→ Work to do
Word for word, copy all the data and drop the pictures.

Records from a dataset:
++++

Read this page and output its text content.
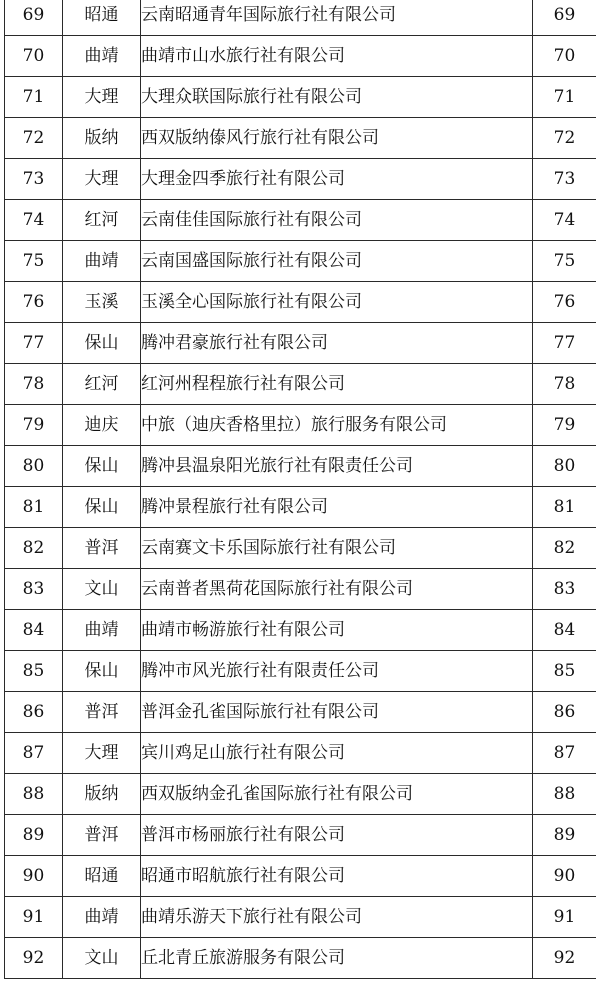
69	昭通	云南昭通青年国际旅行社有限公司	69
70	曲靖	曲靖市山水旅行社有限公司	70
71	大理	大理众联国际旅行社有限公司	71
72	版纳	西双版纳傣风行旅行社有限公司	72
73	大理	大理金四季旅行社有限公司	73
74	红河	云南佳佳国际旅行社有限公司	74
75	曲靖	云南国盛国际旅行社有限公司	75
76	玉溪	玉溪全心国际旅行社有限公司	76
77	保山	腾冲君豪旅行社有限公司	77
78	红河	红河州程程旅行社有限公司	78
79	迪庆	中旅（迪庆香格里拉）旅行服务有限公司	79
80	保山	腾冲县温泉阳光旅行社有限责任公司	80
81	保山	腾冲景程旅行社有限公司	81
82	普洱	云南赛文卡乐国际旅行社有限公司	82
83	文山	云南普者黑荷花国际旅行社有限公司	83
84	曲靖	曲靖市畅游旅行社有限公司	84
85	保山	腾冲市风光旅行社有限责任公司	85
86	普洱	普洱金孔雀国际旅行社有限公司	86
87	大理	宾川鸡足山旅行社有限公司	87
88	版纳	西双版纳金孔雀国际旅行社有限公司	88
89	普洱	普洱市杨丽旅行社有限公司	89
90	昭通	昭通市昭航旅行社有限公司	90
91	曲靖	曲靖乐游天下旅行社有限公司	91
92	文山	丘北青丘旅游服务有限公司	92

++++

→ Written response
Read this page and output its text content.
69	昭通	云南昭通青年国际旅行社有限公司	69
70	曲靖	曲靖市山水旅行社有限公司	70
71	大理	大理众联国际旅行社有限公司	71
72	版纳	西双版纳傣风行旅行社有限公司	72
73	大理	大理金四季旅行社有限公司	73
74	红河	云南佳佳国际旅行社有限公司	74
75	曲靖	云南国盛国际旅行社有限公司	75
76	玉溪	玉溪全心国际旅行社有限公司	76
77	保山	腾冲君豪旅行社有限公司	77
78	红河	红河州程程旅行社有限公司	78
79	迪庆	中旅（迪庆香格里拉）旅行服务有限公司	79
80	保山	腾冲县温泉阳光旅行社有限责任公司	80
81	保山	腾冲景程旅行社有限公司	81
82	普洱	云南赛文卡乐国际旅行社有限公司	82
83	文山	云南普者黑荷花国际旅行社有限公司	83
84	曲靖	曲靖市畅游旅行社有限公司	84
85	保山	腾冲市风光旅行社有限责任公司	85
86	普洱	普洱金孔雀国际旅行社有限公司	86
87	大理	宾川鸡足山旅行社有限公司	87
88	版纳	西双版纳金孔雀国际旅行社有限公司	88
89	普洱	普洱市杨丽旅行社有限公司	89
90	昭通	昭通市昭航旅行社有限公司	90
91	曲靖	曲靖乐游天下旅行社有限公司	91
92	文山	丘北青丘旅游服务有限公司	92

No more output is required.